What you should do - Please rewrite the records below with "interactable" swapped for "clickable" everywhere, keeping everything else the same. Leave the pictures out of your answer.

* Begin Provided records *

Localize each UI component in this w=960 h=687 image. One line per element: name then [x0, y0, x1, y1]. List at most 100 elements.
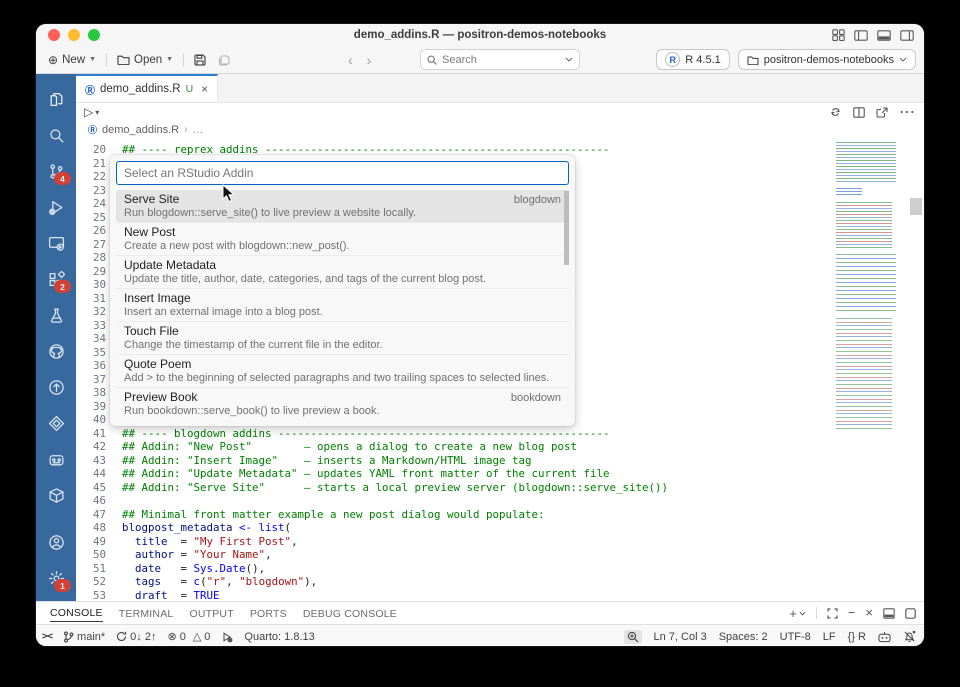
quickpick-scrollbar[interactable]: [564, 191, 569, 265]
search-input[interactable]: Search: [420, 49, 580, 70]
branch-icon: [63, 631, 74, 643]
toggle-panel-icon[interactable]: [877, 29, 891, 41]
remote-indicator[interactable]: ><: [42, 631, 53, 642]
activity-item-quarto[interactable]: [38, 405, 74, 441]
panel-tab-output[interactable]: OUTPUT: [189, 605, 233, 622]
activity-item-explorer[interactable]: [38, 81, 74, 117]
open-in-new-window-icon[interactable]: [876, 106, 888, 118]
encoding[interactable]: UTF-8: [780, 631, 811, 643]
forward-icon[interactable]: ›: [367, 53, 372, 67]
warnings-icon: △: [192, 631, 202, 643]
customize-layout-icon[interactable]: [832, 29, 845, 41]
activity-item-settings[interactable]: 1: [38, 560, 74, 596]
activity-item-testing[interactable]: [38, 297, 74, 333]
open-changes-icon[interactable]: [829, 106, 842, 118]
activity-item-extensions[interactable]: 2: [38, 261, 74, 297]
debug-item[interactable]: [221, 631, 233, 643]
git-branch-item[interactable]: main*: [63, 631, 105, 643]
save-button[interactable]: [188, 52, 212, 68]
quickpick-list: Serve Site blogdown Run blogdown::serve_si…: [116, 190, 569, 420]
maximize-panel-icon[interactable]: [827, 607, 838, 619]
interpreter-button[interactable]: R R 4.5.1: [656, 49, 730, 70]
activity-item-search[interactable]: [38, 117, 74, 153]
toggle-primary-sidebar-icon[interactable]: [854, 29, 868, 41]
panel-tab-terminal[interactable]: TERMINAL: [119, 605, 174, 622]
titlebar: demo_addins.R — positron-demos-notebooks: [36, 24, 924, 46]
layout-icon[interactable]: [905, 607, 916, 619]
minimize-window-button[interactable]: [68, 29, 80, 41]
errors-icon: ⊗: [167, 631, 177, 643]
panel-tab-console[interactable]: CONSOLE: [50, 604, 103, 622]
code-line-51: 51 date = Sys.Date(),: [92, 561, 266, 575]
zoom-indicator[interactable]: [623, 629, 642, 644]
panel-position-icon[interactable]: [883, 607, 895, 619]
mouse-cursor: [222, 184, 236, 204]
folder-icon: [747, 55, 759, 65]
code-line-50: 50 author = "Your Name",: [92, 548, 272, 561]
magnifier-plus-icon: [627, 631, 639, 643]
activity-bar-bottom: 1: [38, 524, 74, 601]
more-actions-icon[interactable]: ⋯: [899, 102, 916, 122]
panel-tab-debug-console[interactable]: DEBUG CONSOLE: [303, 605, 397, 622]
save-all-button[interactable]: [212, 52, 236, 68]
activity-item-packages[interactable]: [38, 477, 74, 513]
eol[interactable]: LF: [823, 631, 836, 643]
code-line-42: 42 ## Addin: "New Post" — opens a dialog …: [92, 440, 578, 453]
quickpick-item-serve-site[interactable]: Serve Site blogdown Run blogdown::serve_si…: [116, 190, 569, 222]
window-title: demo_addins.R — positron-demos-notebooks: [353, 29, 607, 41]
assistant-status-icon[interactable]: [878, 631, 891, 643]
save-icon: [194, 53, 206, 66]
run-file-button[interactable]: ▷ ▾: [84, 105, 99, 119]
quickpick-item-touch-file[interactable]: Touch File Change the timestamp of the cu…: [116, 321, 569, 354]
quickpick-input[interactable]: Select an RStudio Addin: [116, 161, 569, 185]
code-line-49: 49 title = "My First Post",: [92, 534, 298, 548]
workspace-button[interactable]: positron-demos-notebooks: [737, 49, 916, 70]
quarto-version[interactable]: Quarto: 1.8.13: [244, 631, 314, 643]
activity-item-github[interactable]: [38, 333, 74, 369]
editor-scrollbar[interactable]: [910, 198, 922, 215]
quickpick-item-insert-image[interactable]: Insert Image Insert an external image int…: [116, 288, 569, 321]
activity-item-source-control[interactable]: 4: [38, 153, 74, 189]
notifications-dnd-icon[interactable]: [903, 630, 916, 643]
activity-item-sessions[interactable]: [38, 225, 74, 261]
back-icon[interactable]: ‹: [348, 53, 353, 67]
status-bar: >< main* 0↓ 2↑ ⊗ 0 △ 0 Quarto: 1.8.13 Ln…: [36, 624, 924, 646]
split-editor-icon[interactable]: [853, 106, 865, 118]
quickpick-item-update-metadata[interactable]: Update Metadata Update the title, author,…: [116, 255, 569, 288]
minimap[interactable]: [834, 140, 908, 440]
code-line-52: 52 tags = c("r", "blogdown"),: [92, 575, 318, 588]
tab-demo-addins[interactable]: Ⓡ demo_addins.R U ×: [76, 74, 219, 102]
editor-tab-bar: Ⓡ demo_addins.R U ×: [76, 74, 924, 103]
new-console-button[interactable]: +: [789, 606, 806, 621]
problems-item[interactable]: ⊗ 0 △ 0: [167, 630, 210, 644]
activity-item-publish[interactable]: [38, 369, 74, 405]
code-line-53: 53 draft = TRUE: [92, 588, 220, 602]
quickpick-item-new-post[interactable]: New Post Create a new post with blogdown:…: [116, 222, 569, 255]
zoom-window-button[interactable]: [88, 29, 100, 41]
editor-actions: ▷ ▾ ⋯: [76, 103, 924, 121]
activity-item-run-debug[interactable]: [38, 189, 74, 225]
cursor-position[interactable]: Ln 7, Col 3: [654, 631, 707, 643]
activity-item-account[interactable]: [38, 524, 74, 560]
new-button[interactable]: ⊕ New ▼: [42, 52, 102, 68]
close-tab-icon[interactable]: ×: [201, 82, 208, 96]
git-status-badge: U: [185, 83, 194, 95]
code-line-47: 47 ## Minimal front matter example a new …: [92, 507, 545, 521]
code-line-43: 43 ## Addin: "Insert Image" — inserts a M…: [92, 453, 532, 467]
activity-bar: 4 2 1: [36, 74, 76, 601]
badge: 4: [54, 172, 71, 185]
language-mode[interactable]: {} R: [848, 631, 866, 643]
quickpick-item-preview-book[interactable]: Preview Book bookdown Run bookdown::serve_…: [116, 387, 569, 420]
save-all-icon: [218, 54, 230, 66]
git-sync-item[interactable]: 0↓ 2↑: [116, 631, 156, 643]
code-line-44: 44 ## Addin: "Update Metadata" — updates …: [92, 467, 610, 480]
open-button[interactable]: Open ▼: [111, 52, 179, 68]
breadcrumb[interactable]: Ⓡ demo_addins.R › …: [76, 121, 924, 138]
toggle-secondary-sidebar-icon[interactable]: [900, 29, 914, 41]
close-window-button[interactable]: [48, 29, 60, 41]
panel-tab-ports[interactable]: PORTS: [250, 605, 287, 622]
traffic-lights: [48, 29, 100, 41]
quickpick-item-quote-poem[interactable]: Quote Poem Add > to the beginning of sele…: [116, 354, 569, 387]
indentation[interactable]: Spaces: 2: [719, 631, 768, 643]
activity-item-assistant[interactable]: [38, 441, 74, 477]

* End Provided records *

Expected answer -
Localize each UI component in this w=960 h=687 image. One line per element: name then [x0, y0, x1, y1]. List at most 100 elements.
quickpick-scrollbar[clickable]: [564, 191, 569, 265]
search-input[clickable]: Search: [420, 49, 580, 70]
branch-icon: [63, 631, 74, 643]
toggle-panel-icon[clickable]: [877, 29, 891, 41]
remote-indicator[clickable]: ><: [42, 631, 53, 642]
activity-item-quarto[clickable]: [38, 405, 74, 441]
panel-tab-output[clickable]: OUTPUT: [189, 605, 233, 622]
activity-item-explorer[clickable]: [38, 81, 74, 117]
open-in-new-window-icon[clickable]: [876, 106, 888, 118]
encoding[clickable]: UTF-8: [780, 631, 811, 643]
forward-icon[clickable]: ›: [367, 53, 372, 67]
warnings-icon: △: [192, 631, 202, 643]
customize-layout-icon[clickable]: [832, 29, 845, 41]
activity-item-settings[clickable]: 1: [38, 560, 74, 596]
activity-item-testing[clickable]: [38, 297, 74, 333]
open-changes-icon[clickable]: [829, 106, 842, 118]
activity-item-extensions[clickable]: 2: [38, 261, 74, 297]
debug-item[clickable]: [221, 631, 233, 643]
git-branch-item[clickable]: main*: [63, 631, 105, 643]
save-button[clickable]: [188, 52, 212, 68]
quickpick-list: Serve Site blogdown Run blogdown::serve_si…: [116, 190, 569, 420]
maximize-panel-icon[clickable]: [827, 607, 838, 619]
interpreter-button[clickable]: R R 4.5.1: [656, 49, 730, 70]
activity-item-search[clickable]: [38, 117, 74, 153]
toggle-primary-sidebar-icon[clickable]: [854, 29, 868, 41]
panel-tab-terminal[clickable]: TERMINAL: [119, 605, 174, 622]
titlebar: demo_addins.R — positron-demos-notebooks: [36, 24, 924, 46]
layout-icon[clickable]: [905, 607, 916, 619]
minimize-window-button[clickable]: [68, 29, 80, 41]
errors-icon: ⊗: [167, 631, 177, 643]
panel-tab-console[clickable]: CONSOLE: [50, 604, 103, 622]
code-line-51: 51 date = Sys.Date(),: [92, 561, 266, 575]
zoom-indicator[clickable]: [623, 629, 642, 644]
panel-position-icon[clickable]: [883, 607, 895, 619]
mouse-cursor: [222, 184, 236, 204]
folder-icon: [747, 55, 759, 65]
code-line-50: 50 author = "Your Name",: [92, 548, 272, 561]
magnifier-plus-icon: [627, 631, 639, 643]
activity-bar-bottom: 1: [38, 524, 74, 601]
more-actions-icon[clickable]: ⋯: [899, 102, 916, 122]
panel-tab-debug-console[clickable]: DEBUG CONSOLE: [303, 605, 397, 622]
save-all-button[clickable]: [212, 52, 236, 68]
activity-item-packages[clickable]: [38, 477, 74, 513]
eol[clickable]: LF: [823, 631, 836, 643]
code-line-42: 42 ## Addin: "New Post" — opens a dialog …: [92, 440, 578, 453]
quickpick-item-serve-site[clickable]: Serve Site blogdown Run blogdown::serve_si…: [116, 190, 569, 222]
window-title: demo_addins.R — positron-demos-notebooks: [353, 29, 607, 41]
assistant-status-icon[clickable]: [878, 631, 891, 643]
save-icon: [194, 53, 206, 66]
run-file-button[clickable]: ▷ ▾: [84, 105, 99, 119]
quickpick-item-touch-file[clickable]: Touch File Change the timestamp of the cu…: [116, 321, 569, 354]
quickpick-input[clickable]: Select an RStudio Addin: [116, 161, 569, 185]
code-line-49: 49 title = "My First Post",: [92, 534, 298, 548]
workspace-button[clickable]: positron-demos-notebooks: [737, 49, 916, 70]
quarto-version[clickable]: Quarto: 1.8.13: [244, 631, 314, 643]
activity-item-github[clickable]: [38, 333, 74, 369]
editor-scrollbar[clickable]: [910, 198, 922, 215]
quickpick-item-insert-image[clickable]: Insert Image Insert an external image int…: [116, 288, 569, 321]
activity-item-source-control[clickable]: 4: [38, 153, 74, 189]
notifications-dnd-icon[clickable]: [903, 630, 916, 643]
activity-item-sessions[clickable]: [38, 225, 74, 261]
back-icon[clickable]: ‹: [348, 53, 353, 67]
status-bar: >< main* 0↓ 2↑ ⊗ 0 △ 0 Quarto: 1.8.13 Ln…: [36, 624, 924, 646]
split-editor-icon[clickable]: [853, 106, 865, 118]
quickpick-item-update-metadata[clickable]: Update Metadata Update the title, author,…: [116, 255, 569, 288]
minimap[clickable]: [834, 140, 908, 440]
code-line-52: 52 tags = c("r", "blogdown"),: [92, 575, 318, 588]
tab-demo-addins[clickable]: Ⓡ demo_addins.R U ×: [76, 74, 219, 102]
editor-tab-bar: Ⓡ demo_addins.R U ×: [76, 74, 924, 103]
new-console-button[clickable]: +: [789, 606, 806, 621]
problems-item[clickable]: ⊗ 0 △ 0: [167, 630, 210, 644]
activity-item-publish[clickable]: [38, 369, 74, 405]
code-line-53: 53 draft = TRUE: [92, 588, 220, 602]
quickpick-item-new-post[clickable]: New Post Create a new post with blogdown:…: [116, 222, 569, 255]
zoom-window-button[clickable]: [88, 29, 100, 41]
editor-actions: ▷ ▾ ⋯: [76, 103, 924, 121]
activity-item-run-debug[clickable]: [38, 189, 74, 225]
cursor-position[clickable]: Ln 7, Col 3: [654, 631, 707, 643]
activity-item-account[clickable]: [38, 524, 74, 560]
new-button[clickable]: ⊕ New ▼: [42, 52, 102, 68]
close-tab-icon[clickable]: ×: [201, 82, 208, 96]
git-status-badge: U: [185, 83, 194, 95]
code-line-47: 47 ## Minimal front matter example a new …: [92, 507, 545, 521]
code-line-43: 43 ## Addin: "Insert Image" — inserts a M…: [92, 453, 532, 467]
activity-bar: 4 2 1: [36, 74, 76, 601]
badge: 4: [54, 172, 71, 185]
language-mode[clickable]: {} R: [848, 631, 866, 643]
quickpick-item-preview-book[clickable]: Preview Book bookdown Run bookdown::serve_…: [116, 387, 569, 420]
save-all-icon: [218, 54, 230, 66]
git-sync-item[clickable]: 0↓ 2↑: [116, 631, 156, 643]
code-line-44: 44 ## Addin: "Update Metadata" — updates …: [92, 467, 610, 480]
open-button[clickable]: Open ▼: [111, 52, 179, 68]
breadcrumb[clickable]: Ⓡ demo_addins.R › …: [76, 121, 924, 138]
toggle-secondary-sidebar-icon[clickable]: [900, 29, 914, 41]
close-window-button[clickable]: [48, 29, 60, 41]
panel-tab-ports[clickable]: PORTS: [250, 605, 287, 622]
traffic-lights: [48, 29, 100, 41]
quickpick-item-quote-poem[clickable]: Quote Poem Add > to the beginning of sele…: [116, 354, 569, 387]
indentation[clickable]: Spaces: 2: [719, 631, 768, 643]
activity-item-assistant[clickable]: [38, 441, 74, 477]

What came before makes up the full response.